• [STATED TASK]
Below are the records. Gather each line that holds "mantissa".

• [TASK INPUT]
┌────────
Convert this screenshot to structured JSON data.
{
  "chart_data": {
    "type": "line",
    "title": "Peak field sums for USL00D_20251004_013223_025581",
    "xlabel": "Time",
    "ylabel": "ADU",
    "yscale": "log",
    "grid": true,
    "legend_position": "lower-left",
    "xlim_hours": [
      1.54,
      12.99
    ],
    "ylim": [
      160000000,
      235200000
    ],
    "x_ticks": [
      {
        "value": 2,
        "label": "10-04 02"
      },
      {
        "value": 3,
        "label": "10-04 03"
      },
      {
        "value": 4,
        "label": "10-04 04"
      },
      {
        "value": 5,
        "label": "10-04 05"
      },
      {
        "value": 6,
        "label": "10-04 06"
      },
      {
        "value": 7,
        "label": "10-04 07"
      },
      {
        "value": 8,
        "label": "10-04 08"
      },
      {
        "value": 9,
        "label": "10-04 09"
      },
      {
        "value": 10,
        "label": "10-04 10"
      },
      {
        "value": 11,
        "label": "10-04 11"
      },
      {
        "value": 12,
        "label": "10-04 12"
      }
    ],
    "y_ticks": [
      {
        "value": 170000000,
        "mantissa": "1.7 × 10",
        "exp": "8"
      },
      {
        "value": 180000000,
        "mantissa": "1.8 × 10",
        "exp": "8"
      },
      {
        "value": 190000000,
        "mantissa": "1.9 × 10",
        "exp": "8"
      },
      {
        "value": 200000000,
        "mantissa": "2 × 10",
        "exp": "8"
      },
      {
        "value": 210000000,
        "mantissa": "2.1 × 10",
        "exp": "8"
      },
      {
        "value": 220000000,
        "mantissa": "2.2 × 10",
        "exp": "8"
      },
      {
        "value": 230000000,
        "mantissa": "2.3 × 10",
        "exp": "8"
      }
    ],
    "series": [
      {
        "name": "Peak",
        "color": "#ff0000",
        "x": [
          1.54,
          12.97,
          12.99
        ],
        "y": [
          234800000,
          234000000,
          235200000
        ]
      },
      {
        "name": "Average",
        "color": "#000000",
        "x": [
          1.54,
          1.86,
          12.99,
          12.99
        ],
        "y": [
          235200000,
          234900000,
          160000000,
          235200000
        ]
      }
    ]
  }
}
└────────
• [THE REPLY]
        "mantissa": "1.7 × 10",
        "mantissa": "1.8 × 10",
        "mantissa": "1.9 × 10",
        "mantissa": "2 × 10",
        "mantissa": "2.1 × 10",
        "mantissa": "2.2 × 10",
        "mantissa": "2.3 × 10",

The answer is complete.